▸ TO BE DONE: Search the listing below for the string "suffix" and copy every line where it occurs.

═════ LISTING ═════

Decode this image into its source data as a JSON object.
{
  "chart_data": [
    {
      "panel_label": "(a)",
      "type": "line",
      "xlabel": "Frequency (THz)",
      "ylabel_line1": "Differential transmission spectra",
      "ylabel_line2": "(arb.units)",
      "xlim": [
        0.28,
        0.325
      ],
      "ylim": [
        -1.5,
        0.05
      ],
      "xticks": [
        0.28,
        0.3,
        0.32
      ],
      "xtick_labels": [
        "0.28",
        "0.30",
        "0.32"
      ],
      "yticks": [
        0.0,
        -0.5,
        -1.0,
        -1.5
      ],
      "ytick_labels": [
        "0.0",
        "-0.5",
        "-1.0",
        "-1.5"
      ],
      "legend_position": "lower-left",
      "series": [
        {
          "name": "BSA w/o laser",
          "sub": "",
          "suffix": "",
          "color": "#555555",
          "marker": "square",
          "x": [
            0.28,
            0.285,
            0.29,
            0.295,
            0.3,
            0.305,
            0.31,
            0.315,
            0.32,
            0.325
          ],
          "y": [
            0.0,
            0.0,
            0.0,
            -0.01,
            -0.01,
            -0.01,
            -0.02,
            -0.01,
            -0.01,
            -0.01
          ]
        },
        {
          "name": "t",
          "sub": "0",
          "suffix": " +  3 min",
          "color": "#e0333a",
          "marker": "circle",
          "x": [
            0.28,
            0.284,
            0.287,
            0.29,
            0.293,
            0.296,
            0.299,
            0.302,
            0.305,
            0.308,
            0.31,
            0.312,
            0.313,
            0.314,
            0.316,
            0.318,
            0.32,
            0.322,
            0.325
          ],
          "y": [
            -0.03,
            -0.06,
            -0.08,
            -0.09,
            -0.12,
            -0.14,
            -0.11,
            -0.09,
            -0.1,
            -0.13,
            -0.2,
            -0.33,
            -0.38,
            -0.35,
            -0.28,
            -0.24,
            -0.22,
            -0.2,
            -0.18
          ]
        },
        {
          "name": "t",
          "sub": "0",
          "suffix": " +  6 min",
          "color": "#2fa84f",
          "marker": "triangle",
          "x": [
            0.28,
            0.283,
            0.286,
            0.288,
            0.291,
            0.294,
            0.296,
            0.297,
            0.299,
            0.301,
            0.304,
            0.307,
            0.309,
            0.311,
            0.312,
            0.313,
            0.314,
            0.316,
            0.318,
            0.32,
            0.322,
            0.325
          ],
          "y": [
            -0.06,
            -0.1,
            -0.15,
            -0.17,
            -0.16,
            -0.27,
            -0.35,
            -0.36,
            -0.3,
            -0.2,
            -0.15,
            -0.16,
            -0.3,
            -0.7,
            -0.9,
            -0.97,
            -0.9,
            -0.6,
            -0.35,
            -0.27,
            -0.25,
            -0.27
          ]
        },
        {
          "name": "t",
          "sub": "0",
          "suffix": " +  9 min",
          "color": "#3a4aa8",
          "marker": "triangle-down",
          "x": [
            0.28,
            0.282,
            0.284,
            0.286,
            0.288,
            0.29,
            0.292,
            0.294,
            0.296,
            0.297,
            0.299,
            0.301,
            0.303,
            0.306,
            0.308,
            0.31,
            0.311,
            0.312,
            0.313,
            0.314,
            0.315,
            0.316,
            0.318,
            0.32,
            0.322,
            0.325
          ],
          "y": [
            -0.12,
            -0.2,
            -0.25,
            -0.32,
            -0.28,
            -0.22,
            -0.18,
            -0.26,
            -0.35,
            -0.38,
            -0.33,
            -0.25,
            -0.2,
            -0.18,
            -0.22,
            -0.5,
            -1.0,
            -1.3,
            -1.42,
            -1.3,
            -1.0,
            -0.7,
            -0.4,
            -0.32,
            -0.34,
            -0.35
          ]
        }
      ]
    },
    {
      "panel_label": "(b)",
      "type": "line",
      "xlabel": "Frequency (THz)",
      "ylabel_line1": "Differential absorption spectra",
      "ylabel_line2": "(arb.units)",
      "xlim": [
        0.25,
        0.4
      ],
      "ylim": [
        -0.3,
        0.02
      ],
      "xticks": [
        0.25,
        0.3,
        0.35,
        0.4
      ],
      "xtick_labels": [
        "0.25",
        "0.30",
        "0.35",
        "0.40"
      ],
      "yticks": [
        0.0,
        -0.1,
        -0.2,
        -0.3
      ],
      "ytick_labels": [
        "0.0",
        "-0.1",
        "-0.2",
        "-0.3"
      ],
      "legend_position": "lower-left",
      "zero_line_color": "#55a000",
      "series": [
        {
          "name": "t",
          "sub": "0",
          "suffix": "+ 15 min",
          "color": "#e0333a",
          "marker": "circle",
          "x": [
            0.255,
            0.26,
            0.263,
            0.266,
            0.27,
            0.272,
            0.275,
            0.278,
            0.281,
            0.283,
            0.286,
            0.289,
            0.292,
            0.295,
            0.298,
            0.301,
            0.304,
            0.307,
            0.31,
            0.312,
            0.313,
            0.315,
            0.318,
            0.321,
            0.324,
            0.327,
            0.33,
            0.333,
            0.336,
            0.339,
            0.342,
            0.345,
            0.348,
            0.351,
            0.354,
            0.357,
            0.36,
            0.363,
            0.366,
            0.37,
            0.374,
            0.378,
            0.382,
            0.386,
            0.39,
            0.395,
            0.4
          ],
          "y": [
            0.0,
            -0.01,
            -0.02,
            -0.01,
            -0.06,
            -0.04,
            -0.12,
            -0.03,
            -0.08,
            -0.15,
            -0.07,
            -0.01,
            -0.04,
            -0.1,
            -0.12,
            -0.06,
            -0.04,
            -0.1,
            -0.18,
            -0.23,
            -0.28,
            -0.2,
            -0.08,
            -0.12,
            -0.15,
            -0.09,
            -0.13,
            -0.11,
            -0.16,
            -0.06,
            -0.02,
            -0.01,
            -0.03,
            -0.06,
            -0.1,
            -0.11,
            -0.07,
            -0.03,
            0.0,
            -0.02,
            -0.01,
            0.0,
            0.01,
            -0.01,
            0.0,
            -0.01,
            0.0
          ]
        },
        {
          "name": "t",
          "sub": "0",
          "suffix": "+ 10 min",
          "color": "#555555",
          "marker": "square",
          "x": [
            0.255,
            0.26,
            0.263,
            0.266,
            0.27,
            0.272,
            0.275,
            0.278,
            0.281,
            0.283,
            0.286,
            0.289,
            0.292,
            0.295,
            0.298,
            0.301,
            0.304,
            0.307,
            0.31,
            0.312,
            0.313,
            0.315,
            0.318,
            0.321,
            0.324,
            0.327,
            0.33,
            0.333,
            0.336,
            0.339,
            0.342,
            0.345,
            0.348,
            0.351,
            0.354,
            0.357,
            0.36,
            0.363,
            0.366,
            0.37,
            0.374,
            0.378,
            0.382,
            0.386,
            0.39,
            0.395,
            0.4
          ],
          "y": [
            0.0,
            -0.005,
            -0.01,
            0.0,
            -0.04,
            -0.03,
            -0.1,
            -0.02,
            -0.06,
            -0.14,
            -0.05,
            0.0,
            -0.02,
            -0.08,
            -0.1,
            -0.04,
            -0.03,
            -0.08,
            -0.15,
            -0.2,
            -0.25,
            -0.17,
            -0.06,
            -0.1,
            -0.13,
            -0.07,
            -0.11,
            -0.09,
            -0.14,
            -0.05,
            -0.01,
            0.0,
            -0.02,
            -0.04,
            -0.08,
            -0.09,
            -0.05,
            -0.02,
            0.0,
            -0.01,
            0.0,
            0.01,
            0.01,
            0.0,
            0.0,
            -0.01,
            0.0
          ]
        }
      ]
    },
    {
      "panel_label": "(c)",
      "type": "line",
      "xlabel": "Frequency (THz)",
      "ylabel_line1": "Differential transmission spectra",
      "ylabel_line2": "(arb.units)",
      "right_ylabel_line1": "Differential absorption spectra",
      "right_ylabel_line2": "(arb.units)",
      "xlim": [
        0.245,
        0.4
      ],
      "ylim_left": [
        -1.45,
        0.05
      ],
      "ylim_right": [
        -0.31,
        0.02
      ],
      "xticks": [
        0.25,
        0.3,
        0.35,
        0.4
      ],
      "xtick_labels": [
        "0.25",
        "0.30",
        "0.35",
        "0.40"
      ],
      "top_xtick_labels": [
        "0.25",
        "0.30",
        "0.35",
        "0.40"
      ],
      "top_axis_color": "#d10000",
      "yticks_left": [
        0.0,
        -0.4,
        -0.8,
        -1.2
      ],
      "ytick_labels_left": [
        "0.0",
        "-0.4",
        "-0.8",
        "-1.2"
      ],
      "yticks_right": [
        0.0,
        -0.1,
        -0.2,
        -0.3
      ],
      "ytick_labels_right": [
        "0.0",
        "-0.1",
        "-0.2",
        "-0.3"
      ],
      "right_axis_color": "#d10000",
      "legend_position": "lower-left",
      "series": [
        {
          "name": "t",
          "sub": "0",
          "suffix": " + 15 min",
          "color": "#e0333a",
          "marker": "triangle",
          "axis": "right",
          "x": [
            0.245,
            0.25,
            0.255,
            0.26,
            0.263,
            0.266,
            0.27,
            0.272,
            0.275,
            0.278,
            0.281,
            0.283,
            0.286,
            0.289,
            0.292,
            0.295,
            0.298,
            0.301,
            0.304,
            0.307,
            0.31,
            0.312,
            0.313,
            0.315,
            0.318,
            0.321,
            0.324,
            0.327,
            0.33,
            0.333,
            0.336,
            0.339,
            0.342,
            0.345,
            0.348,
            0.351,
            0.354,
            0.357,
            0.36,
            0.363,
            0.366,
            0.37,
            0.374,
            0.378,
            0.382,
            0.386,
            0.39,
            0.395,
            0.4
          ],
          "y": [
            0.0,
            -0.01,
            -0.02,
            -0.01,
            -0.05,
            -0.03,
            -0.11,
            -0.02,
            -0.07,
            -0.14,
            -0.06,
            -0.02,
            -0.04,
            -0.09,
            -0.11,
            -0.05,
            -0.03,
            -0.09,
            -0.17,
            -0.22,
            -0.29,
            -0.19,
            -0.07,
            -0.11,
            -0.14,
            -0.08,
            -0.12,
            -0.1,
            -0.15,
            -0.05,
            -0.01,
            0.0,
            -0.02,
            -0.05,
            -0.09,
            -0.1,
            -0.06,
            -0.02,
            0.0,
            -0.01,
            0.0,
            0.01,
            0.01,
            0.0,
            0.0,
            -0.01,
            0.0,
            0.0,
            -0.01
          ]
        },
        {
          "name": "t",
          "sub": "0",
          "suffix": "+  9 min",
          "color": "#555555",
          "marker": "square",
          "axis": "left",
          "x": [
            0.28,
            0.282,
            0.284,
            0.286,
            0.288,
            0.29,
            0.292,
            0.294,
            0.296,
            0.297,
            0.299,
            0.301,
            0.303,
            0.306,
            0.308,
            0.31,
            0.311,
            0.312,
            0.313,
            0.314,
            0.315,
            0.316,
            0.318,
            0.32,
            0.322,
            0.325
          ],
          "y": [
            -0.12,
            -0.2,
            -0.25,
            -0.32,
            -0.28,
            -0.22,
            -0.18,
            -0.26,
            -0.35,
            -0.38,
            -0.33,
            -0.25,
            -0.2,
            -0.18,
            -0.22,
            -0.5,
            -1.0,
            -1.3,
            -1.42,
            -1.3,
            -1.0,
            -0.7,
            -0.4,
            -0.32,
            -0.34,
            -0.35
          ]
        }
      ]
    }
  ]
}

═════

▸ EXERCISE OUTPUT:
          "suffix": "",
          "suffix": " +  3 min",
          "suffix": " +  6 min",
          "suffix": " +  9 min",
          "suffix": "+ 15 min",
          "suffix": "+ 10 min",
          "suffix": " + 15 min",
          "suffix": "+  9 min",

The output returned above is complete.